Input records =>

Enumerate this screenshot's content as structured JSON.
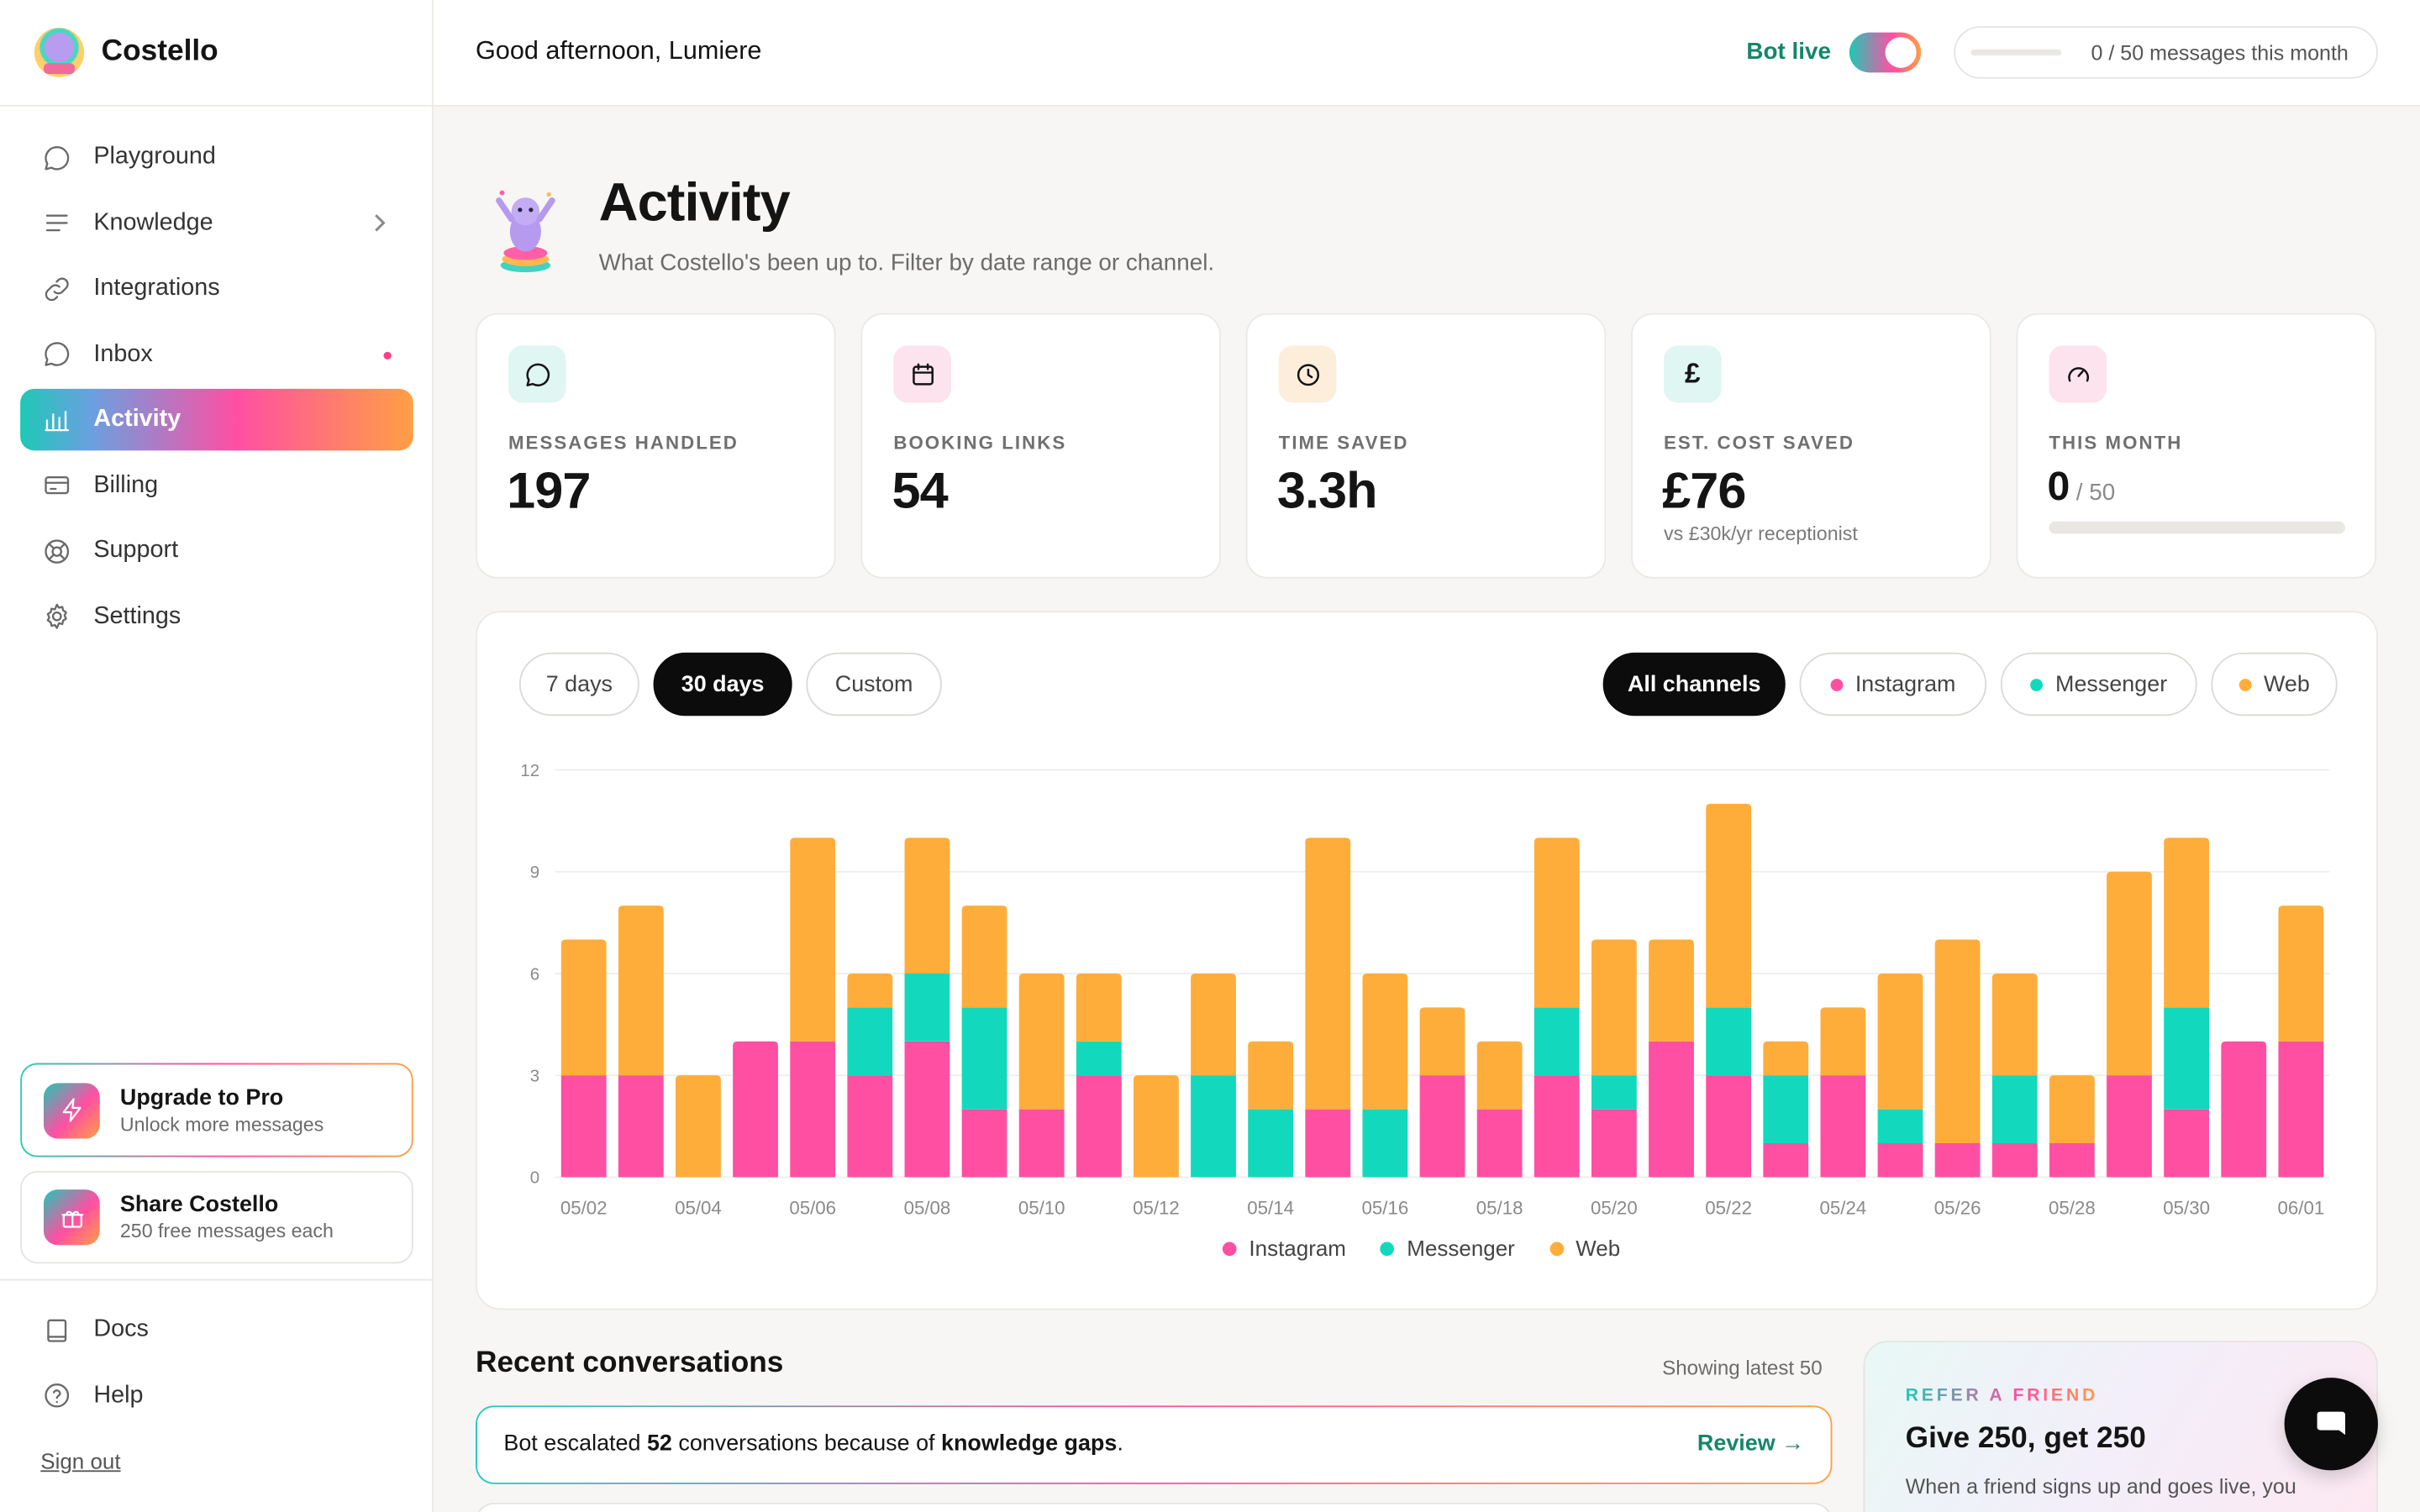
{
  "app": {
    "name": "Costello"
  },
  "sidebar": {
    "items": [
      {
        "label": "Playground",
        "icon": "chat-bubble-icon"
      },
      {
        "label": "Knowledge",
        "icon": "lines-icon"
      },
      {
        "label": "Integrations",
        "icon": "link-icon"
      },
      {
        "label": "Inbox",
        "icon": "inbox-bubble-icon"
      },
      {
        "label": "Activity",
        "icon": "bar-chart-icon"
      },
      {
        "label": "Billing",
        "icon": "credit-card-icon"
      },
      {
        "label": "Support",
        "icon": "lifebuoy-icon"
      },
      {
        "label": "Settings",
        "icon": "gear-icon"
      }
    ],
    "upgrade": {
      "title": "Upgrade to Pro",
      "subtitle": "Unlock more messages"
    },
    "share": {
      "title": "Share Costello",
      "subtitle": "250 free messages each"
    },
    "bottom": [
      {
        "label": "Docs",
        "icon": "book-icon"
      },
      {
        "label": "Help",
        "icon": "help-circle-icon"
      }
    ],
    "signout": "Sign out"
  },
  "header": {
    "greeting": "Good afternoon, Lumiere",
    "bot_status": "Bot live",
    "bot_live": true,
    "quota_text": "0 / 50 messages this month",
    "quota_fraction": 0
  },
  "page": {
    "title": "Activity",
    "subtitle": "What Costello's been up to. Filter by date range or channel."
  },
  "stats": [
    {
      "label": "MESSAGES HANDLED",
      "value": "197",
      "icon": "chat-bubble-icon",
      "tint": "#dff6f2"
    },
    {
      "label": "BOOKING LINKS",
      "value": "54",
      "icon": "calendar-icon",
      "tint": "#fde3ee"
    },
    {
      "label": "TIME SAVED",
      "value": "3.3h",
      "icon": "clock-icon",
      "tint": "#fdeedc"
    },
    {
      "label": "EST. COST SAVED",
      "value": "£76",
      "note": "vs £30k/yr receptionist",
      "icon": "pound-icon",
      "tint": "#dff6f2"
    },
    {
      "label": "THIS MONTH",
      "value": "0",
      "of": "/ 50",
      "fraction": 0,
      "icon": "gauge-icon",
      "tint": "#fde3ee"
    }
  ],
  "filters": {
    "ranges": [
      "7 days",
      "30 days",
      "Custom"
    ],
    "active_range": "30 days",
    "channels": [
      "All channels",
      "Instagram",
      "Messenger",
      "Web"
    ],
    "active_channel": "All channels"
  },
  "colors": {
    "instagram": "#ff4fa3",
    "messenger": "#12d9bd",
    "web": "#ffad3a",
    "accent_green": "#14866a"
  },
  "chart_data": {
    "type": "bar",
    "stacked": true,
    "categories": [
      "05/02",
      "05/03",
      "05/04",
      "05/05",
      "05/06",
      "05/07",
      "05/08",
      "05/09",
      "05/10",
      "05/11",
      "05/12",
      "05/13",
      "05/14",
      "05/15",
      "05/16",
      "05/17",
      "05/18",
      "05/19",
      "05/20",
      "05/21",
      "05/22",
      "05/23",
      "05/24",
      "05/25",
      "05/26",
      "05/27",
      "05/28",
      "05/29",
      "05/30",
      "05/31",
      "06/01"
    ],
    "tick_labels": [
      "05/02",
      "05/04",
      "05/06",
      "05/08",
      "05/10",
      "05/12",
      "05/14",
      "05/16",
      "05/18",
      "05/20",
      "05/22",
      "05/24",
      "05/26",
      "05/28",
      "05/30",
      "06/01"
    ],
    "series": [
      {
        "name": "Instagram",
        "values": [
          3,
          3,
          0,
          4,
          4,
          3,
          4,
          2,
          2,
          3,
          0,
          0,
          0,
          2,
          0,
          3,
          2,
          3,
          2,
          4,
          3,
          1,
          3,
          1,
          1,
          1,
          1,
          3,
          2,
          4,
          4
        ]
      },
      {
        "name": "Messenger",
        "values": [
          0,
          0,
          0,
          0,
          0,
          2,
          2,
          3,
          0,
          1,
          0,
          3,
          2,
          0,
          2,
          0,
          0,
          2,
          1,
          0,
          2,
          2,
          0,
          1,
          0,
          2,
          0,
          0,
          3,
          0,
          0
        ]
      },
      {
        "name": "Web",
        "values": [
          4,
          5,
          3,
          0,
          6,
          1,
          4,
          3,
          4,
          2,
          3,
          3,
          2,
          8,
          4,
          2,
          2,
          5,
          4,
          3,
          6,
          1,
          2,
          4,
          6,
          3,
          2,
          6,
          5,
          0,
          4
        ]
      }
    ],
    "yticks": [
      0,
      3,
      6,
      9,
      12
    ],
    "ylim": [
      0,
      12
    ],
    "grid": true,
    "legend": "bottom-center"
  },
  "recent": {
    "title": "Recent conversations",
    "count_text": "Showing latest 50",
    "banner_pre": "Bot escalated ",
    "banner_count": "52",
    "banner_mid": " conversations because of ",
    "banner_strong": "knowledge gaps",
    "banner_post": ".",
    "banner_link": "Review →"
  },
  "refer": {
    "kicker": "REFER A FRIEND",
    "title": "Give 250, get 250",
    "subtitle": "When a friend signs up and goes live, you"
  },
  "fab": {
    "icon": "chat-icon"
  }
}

...

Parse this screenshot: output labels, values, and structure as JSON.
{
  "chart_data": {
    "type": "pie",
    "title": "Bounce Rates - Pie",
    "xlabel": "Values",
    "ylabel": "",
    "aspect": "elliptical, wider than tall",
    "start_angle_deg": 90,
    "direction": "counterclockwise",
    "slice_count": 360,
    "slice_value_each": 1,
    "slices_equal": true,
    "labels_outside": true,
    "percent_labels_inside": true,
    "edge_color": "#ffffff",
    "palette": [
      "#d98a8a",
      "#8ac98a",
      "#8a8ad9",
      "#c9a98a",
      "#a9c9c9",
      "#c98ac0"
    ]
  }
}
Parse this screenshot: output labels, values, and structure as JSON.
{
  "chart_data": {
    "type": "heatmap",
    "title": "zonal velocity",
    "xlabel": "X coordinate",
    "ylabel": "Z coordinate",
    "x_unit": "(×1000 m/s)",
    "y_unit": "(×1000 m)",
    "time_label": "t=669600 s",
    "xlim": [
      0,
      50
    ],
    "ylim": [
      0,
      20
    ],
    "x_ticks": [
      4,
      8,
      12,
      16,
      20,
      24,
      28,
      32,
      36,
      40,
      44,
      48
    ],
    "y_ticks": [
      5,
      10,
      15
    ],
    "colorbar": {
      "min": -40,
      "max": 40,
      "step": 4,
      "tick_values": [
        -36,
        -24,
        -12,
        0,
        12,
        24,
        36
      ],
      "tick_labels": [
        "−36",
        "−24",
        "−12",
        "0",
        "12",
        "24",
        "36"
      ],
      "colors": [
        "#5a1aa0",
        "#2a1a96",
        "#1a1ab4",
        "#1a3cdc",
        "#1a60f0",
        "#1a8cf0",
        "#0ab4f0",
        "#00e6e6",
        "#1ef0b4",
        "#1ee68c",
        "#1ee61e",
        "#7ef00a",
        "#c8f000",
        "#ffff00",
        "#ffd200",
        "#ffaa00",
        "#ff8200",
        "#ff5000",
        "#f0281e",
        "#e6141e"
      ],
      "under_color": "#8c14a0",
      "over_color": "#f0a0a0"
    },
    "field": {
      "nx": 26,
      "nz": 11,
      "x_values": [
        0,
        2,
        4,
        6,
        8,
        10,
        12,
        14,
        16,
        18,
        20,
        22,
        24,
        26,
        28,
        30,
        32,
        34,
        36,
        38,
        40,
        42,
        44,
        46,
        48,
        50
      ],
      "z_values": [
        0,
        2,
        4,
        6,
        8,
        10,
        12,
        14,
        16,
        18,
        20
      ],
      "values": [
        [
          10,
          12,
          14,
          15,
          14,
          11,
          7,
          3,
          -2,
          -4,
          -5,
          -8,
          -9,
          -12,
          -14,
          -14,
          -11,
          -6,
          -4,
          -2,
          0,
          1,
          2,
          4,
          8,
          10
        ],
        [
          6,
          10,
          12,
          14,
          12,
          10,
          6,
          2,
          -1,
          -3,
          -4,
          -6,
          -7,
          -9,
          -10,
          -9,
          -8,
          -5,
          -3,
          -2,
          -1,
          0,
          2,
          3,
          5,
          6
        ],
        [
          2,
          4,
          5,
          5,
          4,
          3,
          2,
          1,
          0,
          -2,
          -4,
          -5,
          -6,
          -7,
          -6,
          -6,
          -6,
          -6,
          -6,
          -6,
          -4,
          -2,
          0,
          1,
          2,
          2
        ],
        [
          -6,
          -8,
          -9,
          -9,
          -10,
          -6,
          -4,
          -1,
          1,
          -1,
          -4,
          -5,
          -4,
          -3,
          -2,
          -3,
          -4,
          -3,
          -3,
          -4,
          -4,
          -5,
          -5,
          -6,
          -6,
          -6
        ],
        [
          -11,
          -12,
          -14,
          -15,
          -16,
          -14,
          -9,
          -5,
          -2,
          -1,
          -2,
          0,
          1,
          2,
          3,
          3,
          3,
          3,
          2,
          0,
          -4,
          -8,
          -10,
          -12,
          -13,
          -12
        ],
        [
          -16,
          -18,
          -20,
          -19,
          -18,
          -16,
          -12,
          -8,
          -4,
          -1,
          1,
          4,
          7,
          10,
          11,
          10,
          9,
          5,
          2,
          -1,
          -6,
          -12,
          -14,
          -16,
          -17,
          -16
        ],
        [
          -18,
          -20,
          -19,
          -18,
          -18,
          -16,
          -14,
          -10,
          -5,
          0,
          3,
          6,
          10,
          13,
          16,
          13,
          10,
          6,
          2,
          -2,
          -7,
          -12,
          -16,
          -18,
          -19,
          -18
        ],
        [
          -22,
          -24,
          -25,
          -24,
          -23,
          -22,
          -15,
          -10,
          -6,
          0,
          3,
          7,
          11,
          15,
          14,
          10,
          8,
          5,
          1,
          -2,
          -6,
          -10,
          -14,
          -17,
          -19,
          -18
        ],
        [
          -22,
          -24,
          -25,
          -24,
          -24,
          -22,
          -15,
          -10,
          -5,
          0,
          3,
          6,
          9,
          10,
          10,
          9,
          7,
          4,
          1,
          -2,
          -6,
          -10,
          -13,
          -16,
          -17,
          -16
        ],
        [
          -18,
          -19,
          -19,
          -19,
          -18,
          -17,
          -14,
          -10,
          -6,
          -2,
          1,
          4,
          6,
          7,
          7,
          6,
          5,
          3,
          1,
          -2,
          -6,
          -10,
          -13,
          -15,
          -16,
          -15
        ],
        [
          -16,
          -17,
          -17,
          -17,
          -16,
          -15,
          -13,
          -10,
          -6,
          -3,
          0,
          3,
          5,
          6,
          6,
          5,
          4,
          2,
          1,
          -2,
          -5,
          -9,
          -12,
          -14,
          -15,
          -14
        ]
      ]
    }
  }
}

--

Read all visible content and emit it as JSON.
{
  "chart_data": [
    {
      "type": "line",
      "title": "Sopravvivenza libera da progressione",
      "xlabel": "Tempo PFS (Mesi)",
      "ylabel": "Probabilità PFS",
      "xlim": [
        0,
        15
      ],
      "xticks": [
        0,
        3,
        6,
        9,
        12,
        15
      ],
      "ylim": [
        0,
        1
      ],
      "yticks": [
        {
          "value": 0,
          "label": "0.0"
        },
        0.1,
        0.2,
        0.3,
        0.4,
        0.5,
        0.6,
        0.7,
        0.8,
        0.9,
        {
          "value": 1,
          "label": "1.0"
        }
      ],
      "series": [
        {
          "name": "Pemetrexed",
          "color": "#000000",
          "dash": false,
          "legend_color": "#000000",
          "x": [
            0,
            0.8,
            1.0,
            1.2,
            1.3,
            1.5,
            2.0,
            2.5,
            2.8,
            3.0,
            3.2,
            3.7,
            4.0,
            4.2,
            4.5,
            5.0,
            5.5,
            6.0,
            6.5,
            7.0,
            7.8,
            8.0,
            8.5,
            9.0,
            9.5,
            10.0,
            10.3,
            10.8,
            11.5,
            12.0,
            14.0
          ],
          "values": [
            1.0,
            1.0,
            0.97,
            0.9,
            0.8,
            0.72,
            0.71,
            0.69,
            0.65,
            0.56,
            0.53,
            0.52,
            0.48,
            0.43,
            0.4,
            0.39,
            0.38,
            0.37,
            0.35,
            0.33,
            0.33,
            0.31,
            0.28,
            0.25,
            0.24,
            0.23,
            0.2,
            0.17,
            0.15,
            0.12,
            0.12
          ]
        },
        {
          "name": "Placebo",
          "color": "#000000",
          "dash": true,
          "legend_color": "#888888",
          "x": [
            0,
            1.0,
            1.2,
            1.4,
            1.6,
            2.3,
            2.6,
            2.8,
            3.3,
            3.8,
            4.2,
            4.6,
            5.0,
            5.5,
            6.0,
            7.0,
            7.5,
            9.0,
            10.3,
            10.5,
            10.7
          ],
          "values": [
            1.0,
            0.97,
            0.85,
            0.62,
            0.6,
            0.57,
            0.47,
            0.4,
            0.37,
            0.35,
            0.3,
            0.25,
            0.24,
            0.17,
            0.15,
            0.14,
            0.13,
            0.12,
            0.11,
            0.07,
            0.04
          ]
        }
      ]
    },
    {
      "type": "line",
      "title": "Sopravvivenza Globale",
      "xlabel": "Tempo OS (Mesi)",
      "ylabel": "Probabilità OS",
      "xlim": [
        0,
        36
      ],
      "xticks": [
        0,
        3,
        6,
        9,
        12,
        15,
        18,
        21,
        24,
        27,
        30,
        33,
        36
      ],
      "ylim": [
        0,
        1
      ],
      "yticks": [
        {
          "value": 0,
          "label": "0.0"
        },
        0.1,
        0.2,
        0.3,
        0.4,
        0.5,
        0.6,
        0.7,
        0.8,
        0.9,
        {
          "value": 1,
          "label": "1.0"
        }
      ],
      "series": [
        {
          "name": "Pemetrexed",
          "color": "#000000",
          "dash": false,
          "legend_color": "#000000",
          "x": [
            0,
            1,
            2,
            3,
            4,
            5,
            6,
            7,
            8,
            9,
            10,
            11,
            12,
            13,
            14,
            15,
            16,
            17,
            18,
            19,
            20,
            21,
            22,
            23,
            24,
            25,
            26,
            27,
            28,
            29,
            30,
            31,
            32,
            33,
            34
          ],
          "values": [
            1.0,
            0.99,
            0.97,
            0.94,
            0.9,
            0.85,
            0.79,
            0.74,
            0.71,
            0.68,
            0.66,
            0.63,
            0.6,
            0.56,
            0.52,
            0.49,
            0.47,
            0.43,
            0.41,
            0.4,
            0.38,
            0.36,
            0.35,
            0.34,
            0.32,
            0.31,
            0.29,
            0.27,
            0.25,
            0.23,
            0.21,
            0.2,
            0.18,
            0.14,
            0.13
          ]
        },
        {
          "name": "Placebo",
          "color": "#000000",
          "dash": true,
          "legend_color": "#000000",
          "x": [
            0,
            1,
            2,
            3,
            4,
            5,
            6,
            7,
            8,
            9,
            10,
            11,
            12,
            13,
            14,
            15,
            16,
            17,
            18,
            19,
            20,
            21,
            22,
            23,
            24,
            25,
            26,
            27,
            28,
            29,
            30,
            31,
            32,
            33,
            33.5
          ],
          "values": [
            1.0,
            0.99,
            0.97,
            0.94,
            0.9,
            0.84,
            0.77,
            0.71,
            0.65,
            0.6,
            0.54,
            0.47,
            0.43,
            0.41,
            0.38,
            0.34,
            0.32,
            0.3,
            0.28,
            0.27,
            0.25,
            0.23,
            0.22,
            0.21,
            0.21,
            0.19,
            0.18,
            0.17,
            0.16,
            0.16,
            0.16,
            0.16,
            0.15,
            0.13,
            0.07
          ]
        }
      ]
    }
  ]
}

To do =>
Go through the listing above and report how many of its lines contain the word "Costello", with only the number as output.

Answer to this problem =>
3